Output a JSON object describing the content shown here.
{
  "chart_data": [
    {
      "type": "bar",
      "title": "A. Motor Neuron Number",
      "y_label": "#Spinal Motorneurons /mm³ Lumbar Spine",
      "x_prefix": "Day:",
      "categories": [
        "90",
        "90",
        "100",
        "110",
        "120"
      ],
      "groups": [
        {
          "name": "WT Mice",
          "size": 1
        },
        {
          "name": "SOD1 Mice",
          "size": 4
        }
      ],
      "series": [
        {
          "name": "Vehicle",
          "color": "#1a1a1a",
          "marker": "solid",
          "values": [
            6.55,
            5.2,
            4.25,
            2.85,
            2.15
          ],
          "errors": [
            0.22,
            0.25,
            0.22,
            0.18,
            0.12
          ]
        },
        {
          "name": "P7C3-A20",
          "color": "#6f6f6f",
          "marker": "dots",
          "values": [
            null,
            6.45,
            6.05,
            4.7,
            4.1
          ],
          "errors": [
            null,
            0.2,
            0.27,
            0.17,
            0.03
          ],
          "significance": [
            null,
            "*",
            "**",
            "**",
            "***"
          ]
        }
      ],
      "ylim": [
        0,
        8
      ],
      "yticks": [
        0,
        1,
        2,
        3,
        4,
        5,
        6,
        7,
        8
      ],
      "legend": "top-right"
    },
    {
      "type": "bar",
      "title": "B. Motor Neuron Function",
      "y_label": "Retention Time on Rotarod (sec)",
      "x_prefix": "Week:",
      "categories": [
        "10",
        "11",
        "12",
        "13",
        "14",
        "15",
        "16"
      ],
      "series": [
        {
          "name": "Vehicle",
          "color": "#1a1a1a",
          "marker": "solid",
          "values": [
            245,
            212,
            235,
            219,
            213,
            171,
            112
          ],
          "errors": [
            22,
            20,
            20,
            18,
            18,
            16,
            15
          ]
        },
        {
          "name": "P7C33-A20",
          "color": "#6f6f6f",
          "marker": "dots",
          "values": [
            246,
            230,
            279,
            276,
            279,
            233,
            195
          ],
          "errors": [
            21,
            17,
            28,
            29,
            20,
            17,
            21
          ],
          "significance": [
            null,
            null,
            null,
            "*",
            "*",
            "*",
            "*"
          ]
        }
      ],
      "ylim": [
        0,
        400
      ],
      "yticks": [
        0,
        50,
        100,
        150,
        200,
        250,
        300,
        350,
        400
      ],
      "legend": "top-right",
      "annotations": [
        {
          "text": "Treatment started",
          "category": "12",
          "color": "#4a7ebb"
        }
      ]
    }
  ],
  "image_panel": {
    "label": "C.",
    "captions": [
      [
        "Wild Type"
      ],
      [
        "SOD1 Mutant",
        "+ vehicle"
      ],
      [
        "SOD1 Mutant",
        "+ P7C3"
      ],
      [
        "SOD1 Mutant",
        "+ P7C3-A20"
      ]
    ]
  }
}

=-=-=-=-=

Set down all of the data above, word for word.

Output a JSON object describing the content shown here.
{
  "chart_data": [
    {
      "type": "bar",
      "title": "A. Motor Neuron Number",
      "y_label": "#Spinal Motorneurons /mm³ Lumbar Spine",
      "x_prefix": "Day:",
      "categories": [
        "90",
        "90",
        "100",
        "110",
        "120"
      ],
      "groups": [
        {
          "name": "WT Mice",
          "size": 1
        },
        {
          "name": "SOD1 Mice",
          "size": 4
        }
      ],
      "series": [
        {
          "name": "Vehicle",
          "color": "#1a1a1a",
          "marker": "solid",
          "values": [
            6.55,
            5.2,
            4.25,
            2.85,
            2.15
          ],
          "errors": [
            0.22,
            0.25,
            0.22,
            0.18,
            0.12
          ]
        },
        {
          "name": "P7C3-A20",
          "color": "#6f6f6f",
          "marker": "dots",
          "values": [
            null,
            6.45,
            6.05,
            4.7,
            4.1
          ],
          "errors": [
            null,
            0.2,
            0.27,
            0.17,
            0.03
          ],
          "significance": [
            null,
            "*",
            "**",
            "**",
            "***"
          ]
        }
      ],
      "ylim": [
        0,
        8
      ],
      "yticks": [
        0,
        1,
        2,
        3,
        4,
        5,
        6,
        7,
        8
      ],
      "legend": "top-right"
    },
    {
      "type": "bar",
      "title": "B. Motor Neuron Function",
      "y_label": "Retention Time on Rotarod (sec)",
      "x_prefix": "Week:",
      "categories": [
        "10",
        "11",
        "12",
        "13",
        "14",
        "15",
        "16"
      ],
      "series": [
        {
          "name": "Vehicle",
          "color": "#1a1a1a",
          "marker": "solid",
          "values": [
            245,
            212,
            235,
            219,
            213,
            171,
            112
          ],
          "errors": [
            22,
            20,
            20,
            18,
            18,
            16,
            15
          ]
        },
        {
          "name": "P7C33-A20",
          "color": "#6f6f6f",
          "marker": "dots",
          "values": [
            246,
            230,
            279,
            276,
            279,
            233,
            195
          ],
          "errors": [
            21,
            17,
            28,
            29,
            20,
            17,
            21
          ],
          "significance": [
            null,
            null,
            null,
            "*",
            "*",
            "*",
            "*"
          ]
        }
      ],
      "ylim": [
        0,
        400
      ],
      "yticks": [
        0,
        50,
        100,
        150,
        200,
        250,
        300,
        350,
        400
      ],
      "legend": "top-right",
      "annotations": [
        {
          "text": "Treatment started",
          "category": "12",
          "color": "#4a7ebb"
        }
      ]
    }
  ],
  "image_panel": {
    "label": "C.",
    "captions": [
      [
        "Wild Type"
      ],
      [
        "SOD1 Mutant",
        "+ vehicle"
      ],
      [
        "SOD1 Mutant",
        "+ P7C3"
      ],
      [
        "SOD1 Mutant",
        "+ P7C3-A20"
      ]
    ]
  }
}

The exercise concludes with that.